> [EXERCISE OBJECTIVE]
Every entry must be repeated exactly. Exclude all pictures.

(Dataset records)
-*-

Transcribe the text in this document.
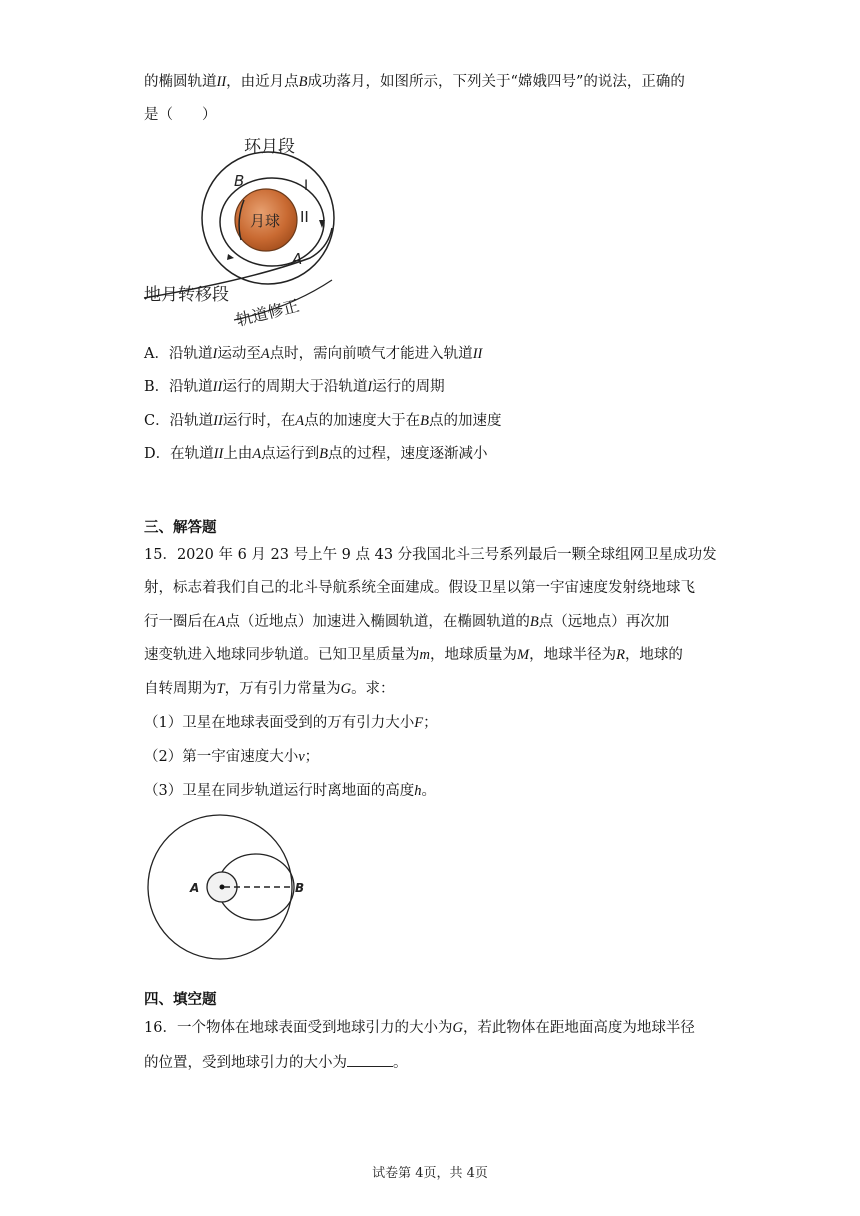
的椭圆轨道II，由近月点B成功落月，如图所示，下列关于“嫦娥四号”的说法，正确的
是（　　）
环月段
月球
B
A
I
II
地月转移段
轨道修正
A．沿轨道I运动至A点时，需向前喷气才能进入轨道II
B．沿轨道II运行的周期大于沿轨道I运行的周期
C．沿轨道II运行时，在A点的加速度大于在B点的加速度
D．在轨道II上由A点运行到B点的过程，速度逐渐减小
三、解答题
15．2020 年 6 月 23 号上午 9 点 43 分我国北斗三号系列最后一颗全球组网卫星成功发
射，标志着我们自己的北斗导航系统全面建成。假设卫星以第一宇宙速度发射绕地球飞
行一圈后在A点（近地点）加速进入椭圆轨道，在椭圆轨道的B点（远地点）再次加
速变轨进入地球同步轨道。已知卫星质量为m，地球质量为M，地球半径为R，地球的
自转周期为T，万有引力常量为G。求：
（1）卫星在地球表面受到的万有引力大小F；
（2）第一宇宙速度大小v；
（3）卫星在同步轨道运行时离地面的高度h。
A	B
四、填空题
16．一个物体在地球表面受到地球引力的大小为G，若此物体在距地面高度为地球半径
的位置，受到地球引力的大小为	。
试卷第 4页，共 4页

-*-

> [WRITTEN RESPONSE]
Transcribe the text in this document.
的椭圆轨道II，由近月点B成功落月，如图所示，下列关于“嫦娥四号”的说法，正确的
是（　　）
环月段
月球
B
A
I
II
地月转移段
轨道修正
A．沿轨道I运动至A点时，需向前喷气才能进入轨道II
B．沿轨道II运行的周期大于沿轨道I运行的周期
C．沿轨道II运行时，在A点的加速度大于在B点的加速度
D．在轨道II上由A点运行到B点的过程，速度逐渐减小
三、解答题
15．2020 年 6 月 23 号上午 9 点 43 分我国北斗三号系列最后一颗全球组网卫星成功发
射，标志着我们自己的北斗导航系统全面建成。假设卫星以第一宇宙速度发射绕地球飞
行一圈后在A点（近地点）加速进入椭圆轨道，在椭圆轨道的B点（远地点）再次加
速变轨进入地球同步轨道。已知卫星质量为m，地球质量为M，地球半径为R，地球的
自转周期为T，万有引力常量为G。求：
（1）卫星在地球表面受到的万有引力大小F；
（2）第一宇宙速度大小v；
（3）卫星在同步轨道运行时离地面的高度h。
A	B
四、填空题
16．一个物体在地球表面受到地球引力的大小为G，若此物体在距地面高度为地球半径
的位置，受到地球引力的大小为	。
试卷第 4页，共 4页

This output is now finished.